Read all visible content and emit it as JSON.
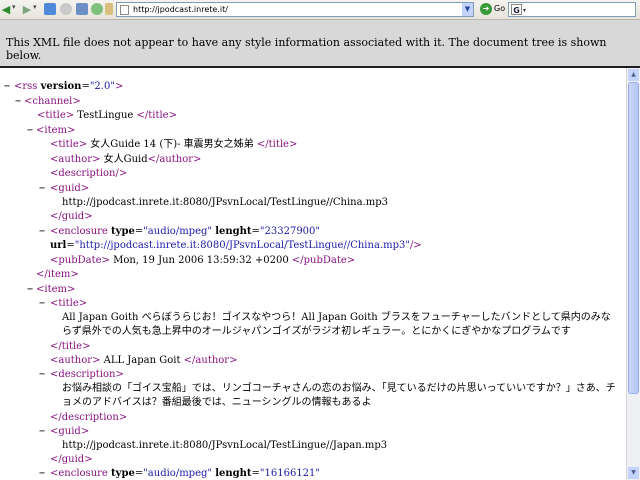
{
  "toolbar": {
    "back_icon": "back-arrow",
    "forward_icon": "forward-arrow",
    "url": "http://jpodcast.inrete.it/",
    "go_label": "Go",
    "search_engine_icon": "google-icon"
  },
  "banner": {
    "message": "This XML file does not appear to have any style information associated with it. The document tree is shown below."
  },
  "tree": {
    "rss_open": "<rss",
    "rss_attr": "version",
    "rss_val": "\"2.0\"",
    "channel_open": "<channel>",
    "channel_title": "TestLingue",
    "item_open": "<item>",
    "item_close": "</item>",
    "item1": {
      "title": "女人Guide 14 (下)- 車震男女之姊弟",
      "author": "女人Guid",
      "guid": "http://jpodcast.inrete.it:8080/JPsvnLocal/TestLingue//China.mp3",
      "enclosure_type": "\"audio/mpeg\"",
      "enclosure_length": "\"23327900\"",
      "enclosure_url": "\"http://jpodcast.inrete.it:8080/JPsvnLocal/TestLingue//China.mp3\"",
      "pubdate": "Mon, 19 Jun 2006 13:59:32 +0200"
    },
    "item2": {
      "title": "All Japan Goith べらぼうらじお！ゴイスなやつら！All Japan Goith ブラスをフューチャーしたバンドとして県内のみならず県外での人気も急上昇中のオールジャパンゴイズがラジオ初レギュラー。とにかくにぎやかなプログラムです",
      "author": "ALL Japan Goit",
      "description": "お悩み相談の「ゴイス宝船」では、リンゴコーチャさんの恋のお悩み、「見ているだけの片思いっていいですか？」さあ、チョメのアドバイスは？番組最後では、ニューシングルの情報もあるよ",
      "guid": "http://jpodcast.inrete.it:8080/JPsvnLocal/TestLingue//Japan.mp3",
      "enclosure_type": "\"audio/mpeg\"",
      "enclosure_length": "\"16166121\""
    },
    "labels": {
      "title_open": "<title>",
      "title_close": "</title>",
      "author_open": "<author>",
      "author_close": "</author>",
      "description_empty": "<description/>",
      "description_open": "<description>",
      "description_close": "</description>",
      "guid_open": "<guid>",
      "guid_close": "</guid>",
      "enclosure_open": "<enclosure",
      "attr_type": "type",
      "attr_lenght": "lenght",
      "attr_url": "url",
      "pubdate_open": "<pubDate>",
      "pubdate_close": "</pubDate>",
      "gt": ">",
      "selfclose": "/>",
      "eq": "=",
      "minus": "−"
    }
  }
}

-*-*-

▸ TASK DIRECTIONS:
Take every line from the data that contains the word "arrow".

▸ RESULT FOR THIS EXERCISE:
    "back_icon": "back-arrow",
    "forward_icon": "forward-arrow",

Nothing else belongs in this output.